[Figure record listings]
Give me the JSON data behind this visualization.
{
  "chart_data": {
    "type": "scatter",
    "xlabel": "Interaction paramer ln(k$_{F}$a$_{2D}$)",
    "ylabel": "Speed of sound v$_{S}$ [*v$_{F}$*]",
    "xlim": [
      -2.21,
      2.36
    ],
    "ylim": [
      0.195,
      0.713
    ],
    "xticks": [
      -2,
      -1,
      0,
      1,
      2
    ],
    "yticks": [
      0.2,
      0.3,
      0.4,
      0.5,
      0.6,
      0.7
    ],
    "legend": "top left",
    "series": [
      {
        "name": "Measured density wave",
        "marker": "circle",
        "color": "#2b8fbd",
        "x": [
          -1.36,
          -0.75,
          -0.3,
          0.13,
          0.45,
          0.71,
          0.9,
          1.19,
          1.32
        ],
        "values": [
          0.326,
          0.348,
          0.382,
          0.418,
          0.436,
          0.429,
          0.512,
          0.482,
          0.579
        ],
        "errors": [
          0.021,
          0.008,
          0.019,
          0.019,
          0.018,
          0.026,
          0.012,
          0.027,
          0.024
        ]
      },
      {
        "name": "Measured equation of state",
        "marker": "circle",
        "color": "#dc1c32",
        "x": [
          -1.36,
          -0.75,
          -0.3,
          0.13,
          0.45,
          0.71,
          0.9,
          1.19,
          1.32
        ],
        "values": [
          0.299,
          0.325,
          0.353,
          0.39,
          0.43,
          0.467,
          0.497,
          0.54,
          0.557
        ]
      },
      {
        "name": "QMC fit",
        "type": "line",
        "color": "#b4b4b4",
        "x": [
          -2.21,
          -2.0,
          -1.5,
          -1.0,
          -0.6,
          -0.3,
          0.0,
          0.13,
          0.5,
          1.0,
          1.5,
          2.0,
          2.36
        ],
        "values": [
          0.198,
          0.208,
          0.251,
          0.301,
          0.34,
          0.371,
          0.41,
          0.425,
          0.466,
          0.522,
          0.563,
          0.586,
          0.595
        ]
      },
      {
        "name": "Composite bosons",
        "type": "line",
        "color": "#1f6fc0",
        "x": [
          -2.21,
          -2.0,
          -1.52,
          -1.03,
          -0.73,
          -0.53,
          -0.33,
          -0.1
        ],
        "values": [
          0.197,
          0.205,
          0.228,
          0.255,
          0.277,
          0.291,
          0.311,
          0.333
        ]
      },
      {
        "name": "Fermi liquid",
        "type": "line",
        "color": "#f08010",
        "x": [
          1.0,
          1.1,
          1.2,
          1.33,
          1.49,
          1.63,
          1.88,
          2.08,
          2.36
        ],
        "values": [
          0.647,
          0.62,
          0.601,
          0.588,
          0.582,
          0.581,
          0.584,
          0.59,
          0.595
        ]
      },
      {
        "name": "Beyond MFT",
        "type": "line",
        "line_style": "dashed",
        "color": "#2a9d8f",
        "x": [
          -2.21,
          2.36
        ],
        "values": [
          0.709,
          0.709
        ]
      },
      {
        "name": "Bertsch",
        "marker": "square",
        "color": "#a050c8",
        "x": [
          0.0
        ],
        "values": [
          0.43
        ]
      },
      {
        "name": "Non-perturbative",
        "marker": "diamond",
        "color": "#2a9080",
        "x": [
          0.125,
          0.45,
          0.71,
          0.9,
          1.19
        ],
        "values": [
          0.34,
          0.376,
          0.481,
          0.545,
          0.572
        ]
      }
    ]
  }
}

■ Your instructions
Set out the complete listing exactly as shown.

■ Written answer
Give me the JSON data behind this visualization.
{
  "chart_data": {
    "type": "scatter",
    "xlabel": "Interaction paramer ln(k$_{F}$a$_{2D}$)",
    "ylabel": "Speed of sound v$_{S}$ [*v$_{F}$*]",
    "xlim": [
      -2.21,
      2.36
    ],
    "ylim": [
      0.195,
      0.713
    ],
    "xticks": [
      -2,
      -1,
      0,
      1,
      2
    ],
    "yticks": [
      0.2,
      0.3,
      0.4,
      0.5,
      0.6,
      0.7
    ],
    "legend": "top left",
    "series": [
      {
        "name": "Measured density wave",
        "marker": "circle",
        "color": "#2b8fbd",
        "x": [
          -1.36,
          -0.75,
          -0.3,
          0.13,
          0.45,
          0.71,
          0.9,
          1.19,
          1.32
        ],
        "values": [
          0.326,
          0.348,
          0.382,
          0.418,
          0.436,
          0.429,
          0.512,
          0.482,
          0.579
        ],
        "errors": [
          0.021,
          0.008,
          0.019,
          0.019,
          0.018,
          0.026,
          0.012,
          0.027,
          0.024
        ]
      },
      {
        "name": "Measured equation of state",
        "marker": "circle",
        "color": "#dc1c32",
        "x": [
          -1.36,
          -0.75,
          -0.3,
          0.13,
          0.45,
          0.71,
          0.9,
          1.19,
          1.32
        ],
        "values": [
          0.299,
          0.325,
          0.353,
          0.39,
          0.43,
          0.467,
          0.497,
          0.54,
          0.557
        ]
      },
      {
        "name": "QMC fit",
        "type": "line",
        "color": "#b4b4b4",
        "x": [
          -2.21,
          -2.0,
          -1.5,
          -1.0,
          -0.6,
          -0.3,
          0.0,
          0.13,
          0.5,
          1.0,
          1.5,
          2.0,
          2.36
        ],
        "values": [
          0.198,
          0.208,
          0.251,
          0.301,
          0.34,
          0.371,
          0.41,
          0.425,
          0.466,
          0.522,
          0.563,
          0.586,
          0.595
        ]
      },
      {
        "name": "Composite bosons",
        "type": "line",
        "color": "#1f6fc0",
        "x": [
          -2.21,
          -2.0,
          -1.52,
          -1.03,
          -0.73,
          -0.53,
          -0.33,
          -0.1
        ],
        "values": [
          0.197,
          0.205,
          0.228,
          0.255,
          0.277,
          0.291,
          0.311,
          0.333
        ]
      },
      {
        "name": "Fermi liquid",
        "type": "line",
        "color": "#f08010",
        "x": [
          1.0,
          1.1,
          1.2,
          1.33,
          1.49,
          1.63,
          1.88,
          2.08,
          2.36
        ],
        "values": [
          0.647,
          0.62,
          0.601,
          0.588,
          0.582,
          0.581,
          0.584,
          0.59,
          0.595
        ]
      },
      {
        "name": "Beyond MFT",
        "type": "line",
        "line_style": "dashed",
        "color": "#2a9d8f",
        "x": [
          -2.21,
          2.36
        ],
        "values": [
          0.709,
          0.709
        ]
      },
      {
        "name": "Bertsch",
        "marker": "square",
        "color": "#a050c8",
        "x": [
          0.0
        ],
        "values": [
          0.43
        ]
      },
      {
        "name": "Non-perturbative",
        "marker": "diamond",
        "color": "#2a9080",
        "x": [
          0.125,
          0.45,
          0.71,
          0.9,
          1.19
        ],
        "values": [
          0.34,
          0.376,
          0.481,
          0.545,
          0.572
        ]
      }
    ]
  }
}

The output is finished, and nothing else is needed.